START Extract to read
Saturday 11 March 2023

The Gary Lineker tweet

 The Gary Lineker tweet

You may well have been wondering what all the fuss was about. Besides, the joys of freedom of speech have always been celebrated at every level of society. Those dark days of censorship, prohibition, and subjects that were fiercely taboo, have well and truly disappeared like a powder puff of smoke. In Putin's Russia anything that contravened the party line was suitably punished by the KGB with a lengthy spell of solitary confinement in a dark room and possibly a bullet in the back of the head.

And this is where Lineker gate, as it should be so coined, becomes the major if only topic of discussion this morning. When Gary Lineker levelled West Germany's deflected free- kick that looped over Peter Shilton in the 1990 World Cup in Italy, most of us thought the angelic one whose family used to run a market stall in Leicester would never do anything even remotely wrong. His behaviour was impeccable and a squeaky- clean career with both club and country led us to believe that one day he would be sainted, knighted and elevated to the peerage.
END Extract to read
START Stored data
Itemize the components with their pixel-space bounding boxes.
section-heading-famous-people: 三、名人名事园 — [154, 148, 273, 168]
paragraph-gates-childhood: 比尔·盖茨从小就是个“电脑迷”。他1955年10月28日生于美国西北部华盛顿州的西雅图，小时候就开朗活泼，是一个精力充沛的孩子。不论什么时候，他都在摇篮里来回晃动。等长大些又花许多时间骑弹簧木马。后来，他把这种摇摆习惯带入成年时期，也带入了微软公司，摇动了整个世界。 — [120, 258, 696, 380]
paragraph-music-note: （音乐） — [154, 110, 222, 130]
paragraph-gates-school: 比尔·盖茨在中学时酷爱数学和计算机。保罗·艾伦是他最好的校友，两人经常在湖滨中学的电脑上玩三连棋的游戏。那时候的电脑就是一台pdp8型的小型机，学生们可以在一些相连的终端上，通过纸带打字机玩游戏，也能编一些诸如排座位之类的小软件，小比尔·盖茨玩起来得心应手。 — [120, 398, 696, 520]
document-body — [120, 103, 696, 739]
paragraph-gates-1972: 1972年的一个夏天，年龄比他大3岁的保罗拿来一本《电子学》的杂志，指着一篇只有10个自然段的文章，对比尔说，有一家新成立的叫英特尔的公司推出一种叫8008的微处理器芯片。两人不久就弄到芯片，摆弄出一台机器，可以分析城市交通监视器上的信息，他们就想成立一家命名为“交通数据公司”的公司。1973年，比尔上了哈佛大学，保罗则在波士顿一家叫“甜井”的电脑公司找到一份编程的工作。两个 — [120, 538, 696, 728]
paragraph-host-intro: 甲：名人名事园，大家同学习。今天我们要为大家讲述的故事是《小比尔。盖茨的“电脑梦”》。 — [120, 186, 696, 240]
END Stored data
== Exercises ==
[a] Please extract the post about the Gary Lineker tweet from "And this is" to "to the peerage.".
[b] According to the post about the Gary Lineker tweet, which goalkeeper did West Germany's deflected free-kick loop over in the 1990 World Cup?
[c] Give what comes next in the post about the Gary Lineker tweet.
Nothing in the listing is needed here.

== Answers for this exercise ==
[a]
And this is where Lineker gate, as it should be so coined, becomes the major if only topic of discussion this morning. When Gary Lineker levelled West Germany's deflected free- kick that looped over Peter Shilton in the 1990 World Cup in Italy, most of us thought the angelic one whose family used to run a market stall in Leicester would never do anything even remotely wrong. His behaviour was impeccable and a squeaky- clean career with both club and country led us to believe that one day he would be sainted, knighted and elevated to the peerage.

[b] Peter Shilton.

[c]
How appearances could be so deceptive? After a series of minor skirmishes with social media and a couple of grumbles, Lineker is back in the spotlight and under the scrutiny of all and sundry. Not for the first time the former Leicester City, Spurs, Everton and Barcelona striker has put his size 10s in it. It was not so much a grievance or just a dissenting voice but the innermost thoughts of a passionate and forthright social commentator. But sadly it was the kind of comment that he may come to regret permanently in the immediate future if the BBC decide to take a very dim view of his heartfelt beliefs.

Yesterday Lineker took full advantage of his position as a famous public figure and a football individual who rightly felt he could pontificate on any given subject provided it wasn't too controversial. But then everything came unstuck and unravelled almost alarmingly for the blue- eyed boy from Leicester who once played for his country. He jumped onto his soap box, exercised his keyboard fingers and found Twitter to be the most convenient platform for his highly explosive and incendiary comments.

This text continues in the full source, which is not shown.